### Your instructions
Transcribe the material below verbatim, line by line, and omit the pictures from the transcription.

### Task material
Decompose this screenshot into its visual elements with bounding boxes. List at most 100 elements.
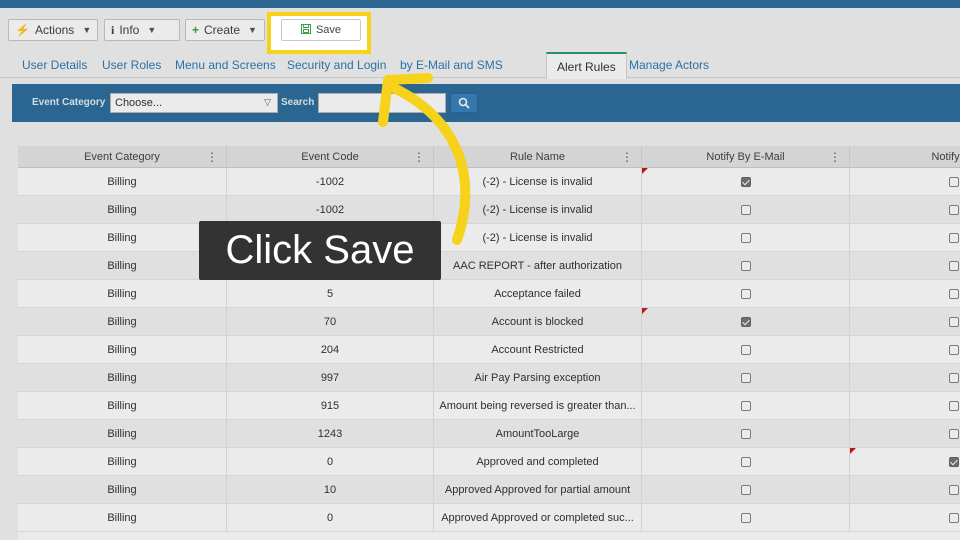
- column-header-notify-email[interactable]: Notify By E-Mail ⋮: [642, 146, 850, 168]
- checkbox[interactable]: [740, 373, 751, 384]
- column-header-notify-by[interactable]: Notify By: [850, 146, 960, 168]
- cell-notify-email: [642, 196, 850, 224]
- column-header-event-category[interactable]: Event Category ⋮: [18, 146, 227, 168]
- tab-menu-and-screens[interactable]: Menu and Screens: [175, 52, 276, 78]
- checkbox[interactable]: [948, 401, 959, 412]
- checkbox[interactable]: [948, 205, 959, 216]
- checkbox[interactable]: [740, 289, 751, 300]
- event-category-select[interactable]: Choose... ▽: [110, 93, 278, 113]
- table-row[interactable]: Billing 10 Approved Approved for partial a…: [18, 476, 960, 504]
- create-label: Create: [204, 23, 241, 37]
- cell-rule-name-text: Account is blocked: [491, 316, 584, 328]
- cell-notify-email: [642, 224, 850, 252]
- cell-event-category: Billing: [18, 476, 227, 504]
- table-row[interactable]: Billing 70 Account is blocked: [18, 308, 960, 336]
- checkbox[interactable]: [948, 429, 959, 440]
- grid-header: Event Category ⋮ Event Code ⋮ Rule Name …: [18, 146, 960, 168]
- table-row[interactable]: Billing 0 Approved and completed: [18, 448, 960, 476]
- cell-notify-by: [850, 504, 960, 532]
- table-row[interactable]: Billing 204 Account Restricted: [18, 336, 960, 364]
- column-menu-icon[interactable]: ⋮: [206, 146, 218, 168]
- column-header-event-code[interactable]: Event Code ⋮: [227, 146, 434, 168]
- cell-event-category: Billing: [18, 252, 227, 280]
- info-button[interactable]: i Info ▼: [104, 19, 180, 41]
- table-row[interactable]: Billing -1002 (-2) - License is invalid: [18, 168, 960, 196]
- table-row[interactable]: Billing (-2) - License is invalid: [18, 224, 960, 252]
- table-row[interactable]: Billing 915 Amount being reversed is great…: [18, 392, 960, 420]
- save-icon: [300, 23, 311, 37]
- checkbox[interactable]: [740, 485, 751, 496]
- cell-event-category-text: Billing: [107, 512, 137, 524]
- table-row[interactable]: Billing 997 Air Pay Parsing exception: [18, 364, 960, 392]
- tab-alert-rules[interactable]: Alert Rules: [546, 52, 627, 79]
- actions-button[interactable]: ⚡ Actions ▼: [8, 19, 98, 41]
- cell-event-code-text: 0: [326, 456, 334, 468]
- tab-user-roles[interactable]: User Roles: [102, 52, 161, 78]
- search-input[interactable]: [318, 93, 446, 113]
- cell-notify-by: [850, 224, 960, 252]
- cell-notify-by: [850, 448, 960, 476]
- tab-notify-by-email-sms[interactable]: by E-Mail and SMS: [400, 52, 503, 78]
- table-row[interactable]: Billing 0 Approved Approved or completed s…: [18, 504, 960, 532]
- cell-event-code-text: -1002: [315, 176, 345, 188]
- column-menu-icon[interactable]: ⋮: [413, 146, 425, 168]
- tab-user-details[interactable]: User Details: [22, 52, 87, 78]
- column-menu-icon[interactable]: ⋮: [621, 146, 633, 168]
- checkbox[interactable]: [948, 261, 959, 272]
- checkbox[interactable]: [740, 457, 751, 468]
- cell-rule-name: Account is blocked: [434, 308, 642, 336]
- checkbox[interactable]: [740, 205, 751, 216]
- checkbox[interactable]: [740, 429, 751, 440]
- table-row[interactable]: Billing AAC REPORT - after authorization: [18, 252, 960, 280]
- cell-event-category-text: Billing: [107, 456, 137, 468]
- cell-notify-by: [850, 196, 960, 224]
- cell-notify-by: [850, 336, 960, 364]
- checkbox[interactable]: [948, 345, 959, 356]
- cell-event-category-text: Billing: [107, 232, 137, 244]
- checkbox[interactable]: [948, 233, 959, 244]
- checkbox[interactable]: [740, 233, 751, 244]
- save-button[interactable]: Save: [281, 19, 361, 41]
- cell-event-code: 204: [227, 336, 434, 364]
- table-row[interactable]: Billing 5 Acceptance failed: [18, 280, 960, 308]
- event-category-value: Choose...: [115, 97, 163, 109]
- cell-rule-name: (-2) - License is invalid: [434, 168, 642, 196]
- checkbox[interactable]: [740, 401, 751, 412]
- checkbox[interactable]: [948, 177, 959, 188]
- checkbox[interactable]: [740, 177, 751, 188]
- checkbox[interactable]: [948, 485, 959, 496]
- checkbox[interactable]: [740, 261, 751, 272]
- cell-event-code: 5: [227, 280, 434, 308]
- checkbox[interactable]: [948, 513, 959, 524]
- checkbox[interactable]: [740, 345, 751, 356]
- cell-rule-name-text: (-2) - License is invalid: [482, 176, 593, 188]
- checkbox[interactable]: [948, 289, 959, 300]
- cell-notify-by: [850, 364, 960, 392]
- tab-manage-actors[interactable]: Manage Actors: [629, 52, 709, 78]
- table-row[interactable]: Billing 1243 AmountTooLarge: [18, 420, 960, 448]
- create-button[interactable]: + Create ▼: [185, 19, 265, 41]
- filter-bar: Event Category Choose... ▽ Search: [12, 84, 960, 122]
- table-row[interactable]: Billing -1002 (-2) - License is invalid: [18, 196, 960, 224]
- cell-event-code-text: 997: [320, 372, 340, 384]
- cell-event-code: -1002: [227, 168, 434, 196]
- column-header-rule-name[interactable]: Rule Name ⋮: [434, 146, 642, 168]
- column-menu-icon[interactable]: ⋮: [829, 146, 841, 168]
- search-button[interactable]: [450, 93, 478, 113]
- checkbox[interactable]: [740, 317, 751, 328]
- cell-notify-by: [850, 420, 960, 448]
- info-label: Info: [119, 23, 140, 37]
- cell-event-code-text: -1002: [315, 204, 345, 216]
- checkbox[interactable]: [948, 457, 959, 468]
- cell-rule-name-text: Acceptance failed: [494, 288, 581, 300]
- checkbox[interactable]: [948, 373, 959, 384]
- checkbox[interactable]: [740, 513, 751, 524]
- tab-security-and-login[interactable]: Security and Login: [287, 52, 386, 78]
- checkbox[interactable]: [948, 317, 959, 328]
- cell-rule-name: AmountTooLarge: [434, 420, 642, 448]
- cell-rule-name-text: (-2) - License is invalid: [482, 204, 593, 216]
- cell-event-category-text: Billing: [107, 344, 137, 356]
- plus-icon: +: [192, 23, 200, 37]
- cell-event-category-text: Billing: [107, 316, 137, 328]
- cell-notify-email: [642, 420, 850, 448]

### Correct response
Decompose this screenshot into its visual elements with bounding boxes. List at most 100 elements.
- column-header-notify-email[interactable]: Notify By E-Mail ⋮: [642, 146, 850, 168]
- checkbox[interactable]: [740, 373, 751, 384]
- column-header-notify-by[interactable]: Notify By: [850, 146, 960, 168]
- cell-notify-email: [642, 196, 850, 224]
- column-header-event-category[interactable]: Event Category ⋮: [18, 146, 227, 168]
- tab-menu-and-screens[interactable]: Menu and Screens: [175, 52, 276, 78]
- checkbox[interactable]: [948, 401, 959, 412]
- checkbox[interactable]: [948, 205, 959, 216]
- checkbox[interactable]: [740, 289, 751, 300]
- event-category-select[interactable]: Choose... ▽: [110, 93, 278, 113]
- table-row[interactable]: Billing 10 Approved Approved for partial a…: [18, 476, 960, 504]
- create-label: Create: [204, 23, 241, 37]
- cell-rule-name-text: Account is blocked: [491, 316, 584, 328]
- cell-notify-email: [642, 224, 850, 252]
- cell-event-category: Billing: [18, 476, 227, 504]
- table-row[interactable]: Billing 70 Account is blocked: [18, 308, 960, 336]
- checkbox[interactable]: [948, 429, 959, 440]
- grid-header: Event Category ⋮ Event Code ⋮ Rule Name …: [18, 146, 960, 168]
- table-row[interactable]: Billing 0 Approved and completed: [18, 448, 960, 476]
- cell-notify-by: [850, 504, 960, 532]
- table-row[interactable]: Billing 204 Account Restricted: [18, 336, 960, 364]
- column-menu-icon[interactable]: ⋮: [206, 146, 218, 168]
- column-header-event-code[interactable]: Event Code ⋮: [227, 146, 434, 168]
- cell-event-category: Billing: [18, 252, 227, 280]
- info-button[interactable]: i Info ▼: [104, 19, 180, 41]
- table-row[interactable]: Billing -1002 (-2) - License is invalid: [18, 168, 960, 196]
- table-row[interactable]: Billing (-2) - License is invalid: [18, 224, 960, 252]
- table-row[interactable]: Billing 915 Amount being reversed is great…: [18, 392, 960, 420]
- save-icon: [300, 23, 311, 37]
- checkbox[interactable]: [740, 485, 751, 496]
- cell-event-category-text: Billing: [107, 512, 137, 524]
- table-row[interactable]: Billing 997 Air Pay Parsing exception: [18, 364, 960, 392]
- tab-alert-rules[interactable]: Alert Rules: [546, 52, 627, 79]
- actions-button[interactable]: ⚡ Actions ▼: [8, 19, 98, 41]
- cell-event-code-text: 0: [326, 456, 334, 468]
- tab-user-roles[interactable]: User Roles: [102, 52, 161, 78]
- search-input[interactable]: [318, 93, 446, 113]
- cell-notify-by: [850, 224, 960, 252]
- cell-notify-by: [850, 448, 960, 476]
- tab-notify-by-email-sms[interactable]: by E-Mail and SMS: [400, 52, 503, 78]
- table-row[interactable]: Billing 0 Approved Approved or completed s…: [18, 504, 960, 532]
- cell-event-code-text: -1002: [315, 176, 345, 188]
- column-menu-icon[interactable]: ⋮: [413, 146, 425, 168]
- tab-user-details[interactable]: User Details: [22, 52, 87, 78]
- column-menu-icon[interactable]: ⋮: [621, 146, 633, 168]
- checkbox[interactable]: [948, 261, 959, 272]
- checkbox[interactable]: [740, 457, 751, 468]
- cell-rule-name: Account is blocked: [434, 308, 642, 336]
- checkbox[interactable]: [740, 205, 751, 216]
- checkbox[interactable]: [740, 429, 751, 440]
- table-row[interactable]: Billing AAC REPORT - after authorization: [18, 252, 960, 280]
- cell-event-category-text: Billing: [107, 456, 137, 468]
- cell-notify-by: [850, 196, 960, 224]
- cell-notify-by: [850, 336, 960, 364]
- checkbox[interactable]: [948, 345, 959, 356]
- cell-event-category-text: Billing: [107, 232, 137, 244]
- checkbox[interactable]: [948, 233, 959, 244]
- checkbox[interactable]: [740, 233, 751, 244]
- save-button[interactable]: Save: [281, 19, 361, 41]
- cell-event-code: 204: [227, 336, 434, 364]
- table-row[interactable]: Billing 5 Acceptance failed: [18, 280, 960, 308]
- event-category-value: Choose...: [115, 97, 163, 109]
- cell-rule-name: (-2) - License is invalid: [434, 168, 642, 196]
- checkbox[interactable]: [740, 401, 751, 412]
- checkbox[interactable]: [948, 177, 959, 188]
- checkbox[interactable]: [740, 177, 751, 188]
- checkbox[interactable]: [948, 485, 959, 496]
- checkbox[interactable]: [740, 261, 751, 272]
- cell-event-code: 5: [227, 280, 434, 308]
- checkbox[interactable]: [948, 513, 959, 524]
- checkbox[interactable]: [740, 345, 751, 356]
- cell-rule-name-text: (-2) - License is invalid: [482, 176, 593, 188]
- checkbox[interactable]: [948, 289, 959, 300]
- cell-notify-by: [850, 364, 960, 392]
- tab-manage-actors[interactable]: Manage Actors: [629, 52, 709, 78]
- table-row[interactable]: Billing 1243 AmountTooLarge: [18, 420, 960, 448]
- create-button[interactable]: + Create ▼: [185, 19, 265, 41]
- filter-bar: Event Category Choose... ▽ Search: [12, 84, 960, 122]
- table-row[interactable]: Billing -1002 (-2) - License is invalid: [18, 196, 960, 224]
- cell-event-code-text: 997: [320, 372, 340, 384]
- cell-event-code: -1002: [227, 168, 434, 196]
- column-header-rule-name[interactable]: Rule Name ⋮: [434, 146, 642, 168]
- column-menu-icon[interactable]: ⋮: [829, 146, 841, 168]
- search-button[interactable]: [450, 93, 478, 113]
- checkbox[interactable]: [740, 317, 751, 328]
- cell-notify-by: [850, 420, 960, 448]
- info-label: Info: [119, 23, 140, 37]
- cell-event-code-text: -1002: [315, 204, 345, 216]
- checkbox[interactable]: [948, 457, 959, 468]
- cell-rule-name-text: Acceptance failed: [494, 288, 581, 300]
- checkbox[interactable]: [948, 373, 959, 384]
- checkbox[interactable]: [740, 513, 751, 524]
- tab-security-and-login[interactable]: Security and Login: [287, 52, 386, 78]
- checkbox[interactable]: [948, 317, 959, 328]
- cell-rule-name: AmountTooLarge: [434, 420, 642, 448]
- cell-rule-name-text: (-2) - License is invalid: [482, 204, 593, 216]
- cell-event-category-text: Billing: [107, 344, 137, 356]
- plus-icon: +: [192, 23, 200, 37]
- cell-event-category-text: Billing: [107, 316, 137, 328]
- cell-notify-email: [642, 420, 850, 448]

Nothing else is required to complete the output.